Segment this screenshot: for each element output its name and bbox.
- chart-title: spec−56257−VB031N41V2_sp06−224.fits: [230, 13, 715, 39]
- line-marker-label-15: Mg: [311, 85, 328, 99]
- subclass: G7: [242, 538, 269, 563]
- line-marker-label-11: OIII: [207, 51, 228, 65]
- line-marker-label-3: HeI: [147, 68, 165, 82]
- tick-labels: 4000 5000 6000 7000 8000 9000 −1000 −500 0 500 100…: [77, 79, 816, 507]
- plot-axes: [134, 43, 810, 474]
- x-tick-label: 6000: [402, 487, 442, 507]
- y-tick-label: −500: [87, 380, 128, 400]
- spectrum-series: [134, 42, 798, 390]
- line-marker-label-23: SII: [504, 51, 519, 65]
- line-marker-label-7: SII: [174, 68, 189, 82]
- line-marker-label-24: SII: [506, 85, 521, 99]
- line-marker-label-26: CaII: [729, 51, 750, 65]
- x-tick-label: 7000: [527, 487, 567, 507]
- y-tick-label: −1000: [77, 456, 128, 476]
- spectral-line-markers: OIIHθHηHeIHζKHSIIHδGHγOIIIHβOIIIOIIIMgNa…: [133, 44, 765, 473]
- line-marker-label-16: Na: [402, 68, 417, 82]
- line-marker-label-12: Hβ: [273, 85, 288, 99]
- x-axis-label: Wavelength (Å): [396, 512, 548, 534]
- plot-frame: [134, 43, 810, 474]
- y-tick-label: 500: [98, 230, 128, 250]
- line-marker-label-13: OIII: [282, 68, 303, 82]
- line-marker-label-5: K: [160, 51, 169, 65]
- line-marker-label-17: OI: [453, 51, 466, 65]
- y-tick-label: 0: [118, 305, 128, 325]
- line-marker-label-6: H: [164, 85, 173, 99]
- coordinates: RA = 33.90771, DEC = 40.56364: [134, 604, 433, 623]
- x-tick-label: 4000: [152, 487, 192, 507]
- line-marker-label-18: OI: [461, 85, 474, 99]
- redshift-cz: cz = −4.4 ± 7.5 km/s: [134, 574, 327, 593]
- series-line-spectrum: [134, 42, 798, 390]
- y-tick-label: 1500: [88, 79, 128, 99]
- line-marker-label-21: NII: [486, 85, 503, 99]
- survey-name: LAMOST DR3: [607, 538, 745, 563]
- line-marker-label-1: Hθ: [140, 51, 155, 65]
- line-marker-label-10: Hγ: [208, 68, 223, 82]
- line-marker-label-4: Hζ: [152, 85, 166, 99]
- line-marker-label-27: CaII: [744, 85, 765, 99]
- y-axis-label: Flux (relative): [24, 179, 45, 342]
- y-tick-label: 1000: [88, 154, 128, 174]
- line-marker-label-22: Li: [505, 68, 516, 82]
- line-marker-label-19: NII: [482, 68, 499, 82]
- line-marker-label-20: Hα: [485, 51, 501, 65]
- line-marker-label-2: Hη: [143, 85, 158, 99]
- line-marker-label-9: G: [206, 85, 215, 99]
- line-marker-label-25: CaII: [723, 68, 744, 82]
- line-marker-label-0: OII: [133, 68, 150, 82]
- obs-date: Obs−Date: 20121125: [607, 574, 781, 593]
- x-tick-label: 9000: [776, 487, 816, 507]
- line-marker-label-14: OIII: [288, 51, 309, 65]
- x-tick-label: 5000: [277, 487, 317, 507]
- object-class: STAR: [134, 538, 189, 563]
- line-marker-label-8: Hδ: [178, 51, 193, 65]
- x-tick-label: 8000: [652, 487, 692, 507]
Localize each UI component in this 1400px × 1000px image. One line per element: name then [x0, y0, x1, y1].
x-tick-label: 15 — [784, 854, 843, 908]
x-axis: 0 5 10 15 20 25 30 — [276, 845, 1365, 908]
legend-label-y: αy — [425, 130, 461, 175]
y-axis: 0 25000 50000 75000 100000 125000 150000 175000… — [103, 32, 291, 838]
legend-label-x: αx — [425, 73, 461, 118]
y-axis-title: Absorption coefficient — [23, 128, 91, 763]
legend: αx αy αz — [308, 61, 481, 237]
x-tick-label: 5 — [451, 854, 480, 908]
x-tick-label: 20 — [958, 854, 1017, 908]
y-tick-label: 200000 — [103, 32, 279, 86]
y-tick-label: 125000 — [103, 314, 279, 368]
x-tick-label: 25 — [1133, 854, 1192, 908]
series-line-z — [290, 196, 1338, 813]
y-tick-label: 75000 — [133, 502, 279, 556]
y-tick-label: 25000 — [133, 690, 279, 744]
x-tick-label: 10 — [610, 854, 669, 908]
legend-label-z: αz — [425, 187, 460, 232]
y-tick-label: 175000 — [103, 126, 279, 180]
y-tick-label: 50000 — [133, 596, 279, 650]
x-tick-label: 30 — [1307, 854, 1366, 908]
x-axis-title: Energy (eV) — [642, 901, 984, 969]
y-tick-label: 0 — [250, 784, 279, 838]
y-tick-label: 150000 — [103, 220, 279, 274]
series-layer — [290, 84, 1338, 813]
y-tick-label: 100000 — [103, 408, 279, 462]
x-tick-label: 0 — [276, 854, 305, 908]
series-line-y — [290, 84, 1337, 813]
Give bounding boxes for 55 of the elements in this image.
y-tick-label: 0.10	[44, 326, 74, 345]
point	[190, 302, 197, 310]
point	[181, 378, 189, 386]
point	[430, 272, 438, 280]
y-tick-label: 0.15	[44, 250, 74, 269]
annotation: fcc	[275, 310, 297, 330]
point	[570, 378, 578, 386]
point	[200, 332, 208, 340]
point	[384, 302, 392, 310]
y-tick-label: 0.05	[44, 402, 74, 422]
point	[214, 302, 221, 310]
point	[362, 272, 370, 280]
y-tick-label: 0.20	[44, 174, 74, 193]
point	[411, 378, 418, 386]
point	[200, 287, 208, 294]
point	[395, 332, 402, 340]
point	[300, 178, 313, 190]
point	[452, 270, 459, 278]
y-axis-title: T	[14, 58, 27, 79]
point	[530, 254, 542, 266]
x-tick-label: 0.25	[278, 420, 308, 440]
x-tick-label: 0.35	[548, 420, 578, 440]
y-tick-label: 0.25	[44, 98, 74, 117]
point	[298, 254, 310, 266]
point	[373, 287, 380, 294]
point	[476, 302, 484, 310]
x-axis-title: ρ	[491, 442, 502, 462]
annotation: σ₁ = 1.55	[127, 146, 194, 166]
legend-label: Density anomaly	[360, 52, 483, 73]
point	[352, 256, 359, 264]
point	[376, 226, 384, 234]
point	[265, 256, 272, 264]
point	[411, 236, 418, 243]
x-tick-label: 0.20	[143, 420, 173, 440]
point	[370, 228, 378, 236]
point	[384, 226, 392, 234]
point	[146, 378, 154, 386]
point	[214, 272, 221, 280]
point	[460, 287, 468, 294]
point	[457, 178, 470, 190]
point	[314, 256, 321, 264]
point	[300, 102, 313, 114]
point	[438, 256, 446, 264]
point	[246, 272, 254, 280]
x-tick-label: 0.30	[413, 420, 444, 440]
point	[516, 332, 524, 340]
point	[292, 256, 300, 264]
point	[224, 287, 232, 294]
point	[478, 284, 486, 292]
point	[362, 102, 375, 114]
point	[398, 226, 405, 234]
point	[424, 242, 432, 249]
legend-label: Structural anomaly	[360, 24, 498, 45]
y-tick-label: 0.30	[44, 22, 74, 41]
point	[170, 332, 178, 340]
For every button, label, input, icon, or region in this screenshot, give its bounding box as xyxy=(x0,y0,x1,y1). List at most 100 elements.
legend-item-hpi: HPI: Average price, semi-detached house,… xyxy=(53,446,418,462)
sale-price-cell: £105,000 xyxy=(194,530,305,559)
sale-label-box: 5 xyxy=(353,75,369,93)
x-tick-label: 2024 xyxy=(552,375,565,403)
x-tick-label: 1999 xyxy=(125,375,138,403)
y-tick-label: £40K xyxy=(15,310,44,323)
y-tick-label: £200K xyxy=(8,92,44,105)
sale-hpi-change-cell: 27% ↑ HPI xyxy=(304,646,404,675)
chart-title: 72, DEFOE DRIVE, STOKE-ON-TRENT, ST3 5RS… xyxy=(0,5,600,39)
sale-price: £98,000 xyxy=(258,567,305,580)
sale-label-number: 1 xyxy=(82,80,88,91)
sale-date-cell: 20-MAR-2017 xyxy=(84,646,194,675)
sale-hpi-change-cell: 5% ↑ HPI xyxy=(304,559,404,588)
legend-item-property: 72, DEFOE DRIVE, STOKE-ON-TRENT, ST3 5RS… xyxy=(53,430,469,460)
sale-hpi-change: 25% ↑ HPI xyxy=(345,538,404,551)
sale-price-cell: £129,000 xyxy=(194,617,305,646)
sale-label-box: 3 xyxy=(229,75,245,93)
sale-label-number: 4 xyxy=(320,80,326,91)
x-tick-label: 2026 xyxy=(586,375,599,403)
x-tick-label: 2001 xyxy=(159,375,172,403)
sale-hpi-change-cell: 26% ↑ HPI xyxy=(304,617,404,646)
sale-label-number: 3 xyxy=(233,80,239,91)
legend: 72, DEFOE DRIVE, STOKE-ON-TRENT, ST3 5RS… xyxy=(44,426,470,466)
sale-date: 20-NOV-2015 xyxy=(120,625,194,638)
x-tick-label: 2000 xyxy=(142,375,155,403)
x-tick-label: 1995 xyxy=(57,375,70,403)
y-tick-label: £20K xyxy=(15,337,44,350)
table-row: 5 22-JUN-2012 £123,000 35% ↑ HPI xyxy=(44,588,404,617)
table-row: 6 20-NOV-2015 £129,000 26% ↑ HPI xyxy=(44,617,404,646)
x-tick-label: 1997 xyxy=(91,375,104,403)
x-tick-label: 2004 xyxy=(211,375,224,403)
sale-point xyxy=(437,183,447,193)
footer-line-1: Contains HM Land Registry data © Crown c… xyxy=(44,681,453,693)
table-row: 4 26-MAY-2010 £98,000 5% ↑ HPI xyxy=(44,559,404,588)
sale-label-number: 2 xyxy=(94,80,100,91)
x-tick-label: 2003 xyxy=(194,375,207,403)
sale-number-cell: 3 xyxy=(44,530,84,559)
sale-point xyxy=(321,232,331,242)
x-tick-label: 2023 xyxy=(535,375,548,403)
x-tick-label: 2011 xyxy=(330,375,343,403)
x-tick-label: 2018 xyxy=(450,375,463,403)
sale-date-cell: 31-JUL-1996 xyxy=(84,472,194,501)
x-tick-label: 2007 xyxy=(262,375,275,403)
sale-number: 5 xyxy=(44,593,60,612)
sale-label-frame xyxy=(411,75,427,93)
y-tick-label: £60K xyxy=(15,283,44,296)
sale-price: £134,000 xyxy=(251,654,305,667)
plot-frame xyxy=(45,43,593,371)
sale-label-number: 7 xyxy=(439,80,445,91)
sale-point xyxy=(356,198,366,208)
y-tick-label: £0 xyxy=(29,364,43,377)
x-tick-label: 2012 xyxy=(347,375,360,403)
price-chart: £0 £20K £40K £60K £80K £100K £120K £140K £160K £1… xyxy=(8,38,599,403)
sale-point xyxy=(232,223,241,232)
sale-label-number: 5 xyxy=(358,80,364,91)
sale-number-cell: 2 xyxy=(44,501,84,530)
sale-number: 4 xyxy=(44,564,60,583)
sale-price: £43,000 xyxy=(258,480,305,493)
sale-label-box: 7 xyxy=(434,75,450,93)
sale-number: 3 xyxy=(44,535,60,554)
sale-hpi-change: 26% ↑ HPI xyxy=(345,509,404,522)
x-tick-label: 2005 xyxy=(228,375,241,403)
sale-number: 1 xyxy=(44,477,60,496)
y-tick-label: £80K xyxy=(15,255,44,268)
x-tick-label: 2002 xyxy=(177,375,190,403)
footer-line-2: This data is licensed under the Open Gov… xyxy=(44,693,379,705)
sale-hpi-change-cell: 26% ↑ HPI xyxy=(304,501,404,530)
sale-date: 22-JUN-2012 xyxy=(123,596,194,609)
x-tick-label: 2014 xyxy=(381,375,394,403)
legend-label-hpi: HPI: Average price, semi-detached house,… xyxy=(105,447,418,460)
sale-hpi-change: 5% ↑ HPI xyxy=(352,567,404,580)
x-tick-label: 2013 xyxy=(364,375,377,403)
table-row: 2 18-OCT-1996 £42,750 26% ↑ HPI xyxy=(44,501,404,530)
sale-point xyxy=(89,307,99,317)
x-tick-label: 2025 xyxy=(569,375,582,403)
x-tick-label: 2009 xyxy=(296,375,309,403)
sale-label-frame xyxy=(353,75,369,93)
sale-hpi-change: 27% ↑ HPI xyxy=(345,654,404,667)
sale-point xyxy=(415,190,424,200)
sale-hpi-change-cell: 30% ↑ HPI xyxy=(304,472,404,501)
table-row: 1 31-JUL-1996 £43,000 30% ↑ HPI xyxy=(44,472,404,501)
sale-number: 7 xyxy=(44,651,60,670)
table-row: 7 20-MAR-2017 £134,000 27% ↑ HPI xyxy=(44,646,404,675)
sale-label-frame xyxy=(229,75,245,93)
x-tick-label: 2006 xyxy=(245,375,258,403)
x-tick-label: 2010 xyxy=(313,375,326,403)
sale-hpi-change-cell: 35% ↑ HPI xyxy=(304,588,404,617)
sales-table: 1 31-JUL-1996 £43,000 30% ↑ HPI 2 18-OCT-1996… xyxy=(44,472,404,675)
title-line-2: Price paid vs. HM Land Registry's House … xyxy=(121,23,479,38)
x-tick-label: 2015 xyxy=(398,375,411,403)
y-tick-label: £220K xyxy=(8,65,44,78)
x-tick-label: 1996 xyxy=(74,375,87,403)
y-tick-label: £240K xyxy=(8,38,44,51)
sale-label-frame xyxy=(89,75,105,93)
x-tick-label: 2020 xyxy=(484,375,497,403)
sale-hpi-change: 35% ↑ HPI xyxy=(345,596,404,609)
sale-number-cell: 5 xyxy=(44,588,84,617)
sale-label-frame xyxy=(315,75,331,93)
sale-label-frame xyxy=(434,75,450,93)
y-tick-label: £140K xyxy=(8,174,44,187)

▸ WHAT TO PRODUCE:
Can you format the records, starting with their first line and going on through the line with "- coordinates: RA", as a Markdown table with a Row column for the row number and a Line column for the line itself, skipping any blank lines?

▸ FINISHED TASK:
| Row | Line |
|---|---|
| 1 | Segment this screenshot: for each element output its name and bbox. |
| 2 | - chart-title: spec−56257−VB031N41V2_sp06−224.fits: [230, 13, 715, 39] |
| 3 | - line-marker-label-15: Mg: [311, 85, 328, 99] |
| 4 | - subclass: G7: [242, 538, 269, 563] |
| 5 | - line-marker-label-11: OIII: [207, 51, 228, 65] |
| 6 | - line-marker-label-3: HeI: [147, 68, 165, 82] |
| 7 | - tick-labels: 4000 5000 6000 7000 8000 9000 −1000 −500 0 500 100…: [77, 79, 816, 507] |
| 8 | - plot-axes: [134, 43, 810, 474] |
| 9 | - x-tick-label: 6000: [402, 487, 442, 507] |
| 10 | - y-tick-label: −500: [87, 380, 128, 400] |
| 11 | - spectrum-series: [134, 42, 798, 390] |
| 12 | - line-marker-label-23: SII: [504, 51, 519, 65] |
| 13 | - line-marker-label-7: SII: [174, 68, 189, 82] |
| 14 | - line-marker-label-24: SII: [506, 85, 521, 99] |
| 15 | - line-marker-label-26: CaII: [729, 51, 750, 65] |
| 16 | - x-tick-label: 7000: [527, 487, 567, 507] |
| 17 | - y-tick-label: −1000: [77, 456, 128, 476] |
| 18 | - spectral-line-markers: OIIHθHηHeIHζKHSIIHδGHγOIIIHβOIIIOIIIMgNa…: [133, 44, 765, 473] |
| 19 | - line-marker-label-16: Na: [402, 68, 417, 82] |
| 20 | - line-marker-label-12: Hβ: [273, 85, 288, 99] |
| 21 | - x-axis-label: Wavelength (Å): [396, 512, 548, 534] |
| 22 | - plot-frame: [134, 43, 810, 474] |
| 23 | - y-tick-label: 500: [98, 230, 128, 250] |
| 24 | - line-marker-label-13: OIII: [282, 68, 303, 82] |
| 25 | - line-marker-label-5: K: [160, 51, 169, 65] |
| 26 | - line-marker-label-17: OI: [453, 51, 466, 65] |
| 27 | - y-tick-label: 0: [118, 305, 128, 325] |
| 28 | - line-marker-label-6: H: [164, 85, 173, 99] |
| 29 | - coordinates: RA = 33.90771, DEC = 40.56364: [134, 604, 433, 623] |